[DESCRIPTION OF THE TASK] Collect every line of the records below that contains the word "section", treating uppercase and lowercase as different.

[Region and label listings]
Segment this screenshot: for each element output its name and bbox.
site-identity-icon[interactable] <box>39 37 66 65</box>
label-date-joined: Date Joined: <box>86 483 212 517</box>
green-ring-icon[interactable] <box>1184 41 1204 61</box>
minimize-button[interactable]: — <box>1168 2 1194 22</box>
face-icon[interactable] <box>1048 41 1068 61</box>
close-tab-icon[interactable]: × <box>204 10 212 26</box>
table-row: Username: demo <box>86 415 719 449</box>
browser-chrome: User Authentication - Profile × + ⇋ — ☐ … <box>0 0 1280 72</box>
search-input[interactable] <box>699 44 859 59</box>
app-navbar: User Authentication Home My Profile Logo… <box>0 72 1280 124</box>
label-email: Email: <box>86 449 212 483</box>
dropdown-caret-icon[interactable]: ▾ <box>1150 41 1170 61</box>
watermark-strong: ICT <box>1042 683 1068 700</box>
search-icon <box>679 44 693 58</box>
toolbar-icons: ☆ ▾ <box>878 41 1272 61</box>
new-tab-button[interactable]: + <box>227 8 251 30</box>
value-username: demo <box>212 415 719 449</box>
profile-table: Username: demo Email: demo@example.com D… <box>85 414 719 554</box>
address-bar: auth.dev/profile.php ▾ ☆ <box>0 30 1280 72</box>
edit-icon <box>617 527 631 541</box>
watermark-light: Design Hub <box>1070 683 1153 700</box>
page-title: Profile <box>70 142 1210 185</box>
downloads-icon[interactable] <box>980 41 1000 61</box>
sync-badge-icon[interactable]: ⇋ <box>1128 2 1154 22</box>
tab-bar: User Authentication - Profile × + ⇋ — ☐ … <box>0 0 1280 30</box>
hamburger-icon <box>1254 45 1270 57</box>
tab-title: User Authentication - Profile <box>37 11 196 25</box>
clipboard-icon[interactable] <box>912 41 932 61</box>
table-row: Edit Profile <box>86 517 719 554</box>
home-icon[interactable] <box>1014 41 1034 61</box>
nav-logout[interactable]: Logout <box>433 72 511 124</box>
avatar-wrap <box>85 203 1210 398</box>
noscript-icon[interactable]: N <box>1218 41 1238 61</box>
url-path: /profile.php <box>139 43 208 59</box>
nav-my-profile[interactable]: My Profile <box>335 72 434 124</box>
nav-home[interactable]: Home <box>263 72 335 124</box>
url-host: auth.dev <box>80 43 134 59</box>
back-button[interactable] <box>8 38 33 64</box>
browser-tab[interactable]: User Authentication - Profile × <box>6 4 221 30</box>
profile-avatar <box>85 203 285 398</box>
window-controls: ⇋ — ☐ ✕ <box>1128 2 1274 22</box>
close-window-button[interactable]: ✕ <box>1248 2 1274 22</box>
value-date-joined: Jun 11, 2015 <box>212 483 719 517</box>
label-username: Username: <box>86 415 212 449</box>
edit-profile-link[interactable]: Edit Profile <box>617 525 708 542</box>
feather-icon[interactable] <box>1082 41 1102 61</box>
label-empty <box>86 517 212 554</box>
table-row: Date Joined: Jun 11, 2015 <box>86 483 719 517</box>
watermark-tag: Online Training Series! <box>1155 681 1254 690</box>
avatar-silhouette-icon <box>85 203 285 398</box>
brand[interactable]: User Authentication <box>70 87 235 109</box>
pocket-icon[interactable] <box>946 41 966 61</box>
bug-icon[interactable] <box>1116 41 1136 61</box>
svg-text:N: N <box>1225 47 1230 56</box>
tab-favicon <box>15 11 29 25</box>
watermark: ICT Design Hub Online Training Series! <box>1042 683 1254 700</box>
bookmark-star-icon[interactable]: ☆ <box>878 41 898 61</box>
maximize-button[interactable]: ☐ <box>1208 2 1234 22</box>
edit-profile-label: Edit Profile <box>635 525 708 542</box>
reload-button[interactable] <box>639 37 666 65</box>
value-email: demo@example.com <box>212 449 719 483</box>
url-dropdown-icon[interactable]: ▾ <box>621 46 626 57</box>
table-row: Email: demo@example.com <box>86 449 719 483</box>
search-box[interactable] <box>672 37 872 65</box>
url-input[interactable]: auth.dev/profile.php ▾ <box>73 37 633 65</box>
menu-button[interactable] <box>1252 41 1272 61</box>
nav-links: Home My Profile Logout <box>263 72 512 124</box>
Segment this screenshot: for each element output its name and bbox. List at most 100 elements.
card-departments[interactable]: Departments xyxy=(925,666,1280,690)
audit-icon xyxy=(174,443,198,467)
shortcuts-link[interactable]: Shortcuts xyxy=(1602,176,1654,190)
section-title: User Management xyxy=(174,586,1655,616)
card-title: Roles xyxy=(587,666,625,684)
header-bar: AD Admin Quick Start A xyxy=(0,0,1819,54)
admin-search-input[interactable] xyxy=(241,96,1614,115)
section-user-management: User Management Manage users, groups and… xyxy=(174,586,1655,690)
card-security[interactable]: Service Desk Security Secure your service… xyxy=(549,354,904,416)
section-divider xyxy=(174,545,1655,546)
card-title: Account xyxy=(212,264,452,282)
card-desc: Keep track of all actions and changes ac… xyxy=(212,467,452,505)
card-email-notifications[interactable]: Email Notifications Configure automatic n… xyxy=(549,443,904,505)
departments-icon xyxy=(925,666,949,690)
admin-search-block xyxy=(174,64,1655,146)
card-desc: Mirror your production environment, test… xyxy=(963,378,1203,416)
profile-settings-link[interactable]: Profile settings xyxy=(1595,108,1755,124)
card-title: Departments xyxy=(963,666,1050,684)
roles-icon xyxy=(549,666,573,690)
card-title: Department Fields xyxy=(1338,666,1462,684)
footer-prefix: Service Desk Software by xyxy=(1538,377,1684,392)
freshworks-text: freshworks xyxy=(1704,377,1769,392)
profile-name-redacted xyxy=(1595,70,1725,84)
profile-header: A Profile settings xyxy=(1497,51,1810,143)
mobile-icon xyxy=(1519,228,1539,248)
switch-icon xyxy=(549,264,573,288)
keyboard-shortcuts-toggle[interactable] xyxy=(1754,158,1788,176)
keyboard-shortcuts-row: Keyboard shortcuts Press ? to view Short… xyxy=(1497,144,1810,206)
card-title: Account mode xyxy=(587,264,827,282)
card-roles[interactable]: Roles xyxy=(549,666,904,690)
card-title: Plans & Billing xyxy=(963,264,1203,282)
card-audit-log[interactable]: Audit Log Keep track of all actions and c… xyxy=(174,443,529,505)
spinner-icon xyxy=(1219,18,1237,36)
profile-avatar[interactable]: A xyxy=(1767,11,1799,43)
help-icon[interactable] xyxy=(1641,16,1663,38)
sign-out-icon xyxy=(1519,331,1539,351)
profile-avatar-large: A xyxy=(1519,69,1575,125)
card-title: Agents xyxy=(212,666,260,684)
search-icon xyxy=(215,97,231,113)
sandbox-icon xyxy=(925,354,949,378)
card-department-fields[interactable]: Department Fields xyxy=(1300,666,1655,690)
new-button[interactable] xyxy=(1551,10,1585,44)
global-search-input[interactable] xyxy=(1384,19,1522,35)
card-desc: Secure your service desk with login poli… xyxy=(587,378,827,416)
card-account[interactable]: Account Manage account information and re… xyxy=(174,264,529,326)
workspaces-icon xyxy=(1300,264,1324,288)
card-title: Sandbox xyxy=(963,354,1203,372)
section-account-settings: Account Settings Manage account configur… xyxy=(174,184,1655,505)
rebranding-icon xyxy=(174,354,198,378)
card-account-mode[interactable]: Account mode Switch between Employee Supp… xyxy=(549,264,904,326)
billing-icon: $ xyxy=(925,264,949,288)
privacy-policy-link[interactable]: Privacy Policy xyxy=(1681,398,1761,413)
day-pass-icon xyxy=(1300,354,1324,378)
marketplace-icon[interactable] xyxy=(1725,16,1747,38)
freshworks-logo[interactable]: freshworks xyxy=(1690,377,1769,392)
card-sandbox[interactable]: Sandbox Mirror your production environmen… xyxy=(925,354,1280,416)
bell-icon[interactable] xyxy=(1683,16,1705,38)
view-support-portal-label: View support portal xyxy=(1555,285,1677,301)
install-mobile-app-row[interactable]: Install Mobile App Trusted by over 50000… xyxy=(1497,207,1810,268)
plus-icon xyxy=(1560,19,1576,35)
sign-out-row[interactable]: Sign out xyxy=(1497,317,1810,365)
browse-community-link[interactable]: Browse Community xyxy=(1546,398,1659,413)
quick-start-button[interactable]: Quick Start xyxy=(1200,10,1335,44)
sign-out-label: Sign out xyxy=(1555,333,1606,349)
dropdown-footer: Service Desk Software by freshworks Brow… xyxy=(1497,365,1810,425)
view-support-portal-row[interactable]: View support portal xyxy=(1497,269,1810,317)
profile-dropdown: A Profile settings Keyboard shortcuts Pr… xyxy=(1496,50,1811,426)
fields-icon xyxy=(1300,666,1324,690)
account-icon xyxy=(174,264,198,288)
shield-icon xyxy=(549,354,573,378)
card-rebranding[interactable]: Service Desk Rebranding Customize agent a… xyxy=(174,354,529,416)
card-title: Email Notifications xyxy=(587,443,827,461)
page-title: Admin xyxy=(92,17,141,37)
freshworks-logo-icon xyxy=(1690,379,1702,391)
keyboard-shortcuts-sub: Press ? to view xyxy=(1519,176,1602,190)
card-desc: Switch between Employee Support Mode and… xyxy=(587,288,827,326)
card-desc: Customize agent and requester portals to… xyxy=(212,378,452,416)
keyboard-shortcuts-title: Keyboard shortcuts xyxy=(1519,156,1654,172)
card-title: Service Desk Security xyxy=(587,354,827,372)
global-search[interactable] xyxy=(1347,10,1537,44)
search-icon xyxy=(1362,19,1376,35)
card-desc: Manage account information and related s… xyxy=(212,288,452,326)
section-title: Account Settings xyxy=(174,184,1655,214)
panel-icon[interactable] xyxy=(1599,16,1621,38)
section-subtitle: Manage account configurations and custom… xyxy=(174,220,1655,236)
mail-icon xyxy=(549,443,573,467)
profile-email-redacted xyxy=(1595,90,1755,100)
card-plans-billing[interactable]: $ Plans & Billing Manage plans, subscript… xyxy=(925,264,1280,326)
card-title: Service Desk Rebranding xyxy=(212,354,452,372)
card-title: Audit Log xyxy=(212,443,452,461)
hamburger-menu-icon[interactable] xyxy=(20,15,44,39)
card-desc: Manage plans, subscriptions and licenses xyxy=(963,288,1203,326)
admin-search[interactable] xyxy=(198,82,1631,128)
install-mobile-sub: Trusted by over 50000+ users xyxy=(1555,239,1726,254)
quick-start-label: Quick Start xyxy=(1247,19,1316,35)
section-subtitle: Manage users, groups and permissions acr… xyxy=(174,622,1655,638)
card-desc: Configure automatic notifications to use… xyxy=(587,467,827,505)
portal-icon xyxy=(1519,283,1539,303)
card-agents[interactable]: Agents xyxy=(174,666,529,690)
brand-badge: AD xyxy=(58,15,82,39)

[PROBLEM SOLUTION]
section-title: User Management xyxy=(174,586,1655,616)
section-user-management: User Management Manage users, groups and… xyxy=(174,586,1655,690)
section-divider xyxy=(174,545,1655,546)
section-account-settings: Account Settings Manage account configur… xyxy=(174,184,1655,505)
section-title: Account Settings xyxy=(174,184,1655,214)
section-subtitle: Manage account configurations and custom… xyxy=(174,220,1655,236)
section-subtitle: Manage users, groups and permissions acr… xyxy=(174,622,1655,638)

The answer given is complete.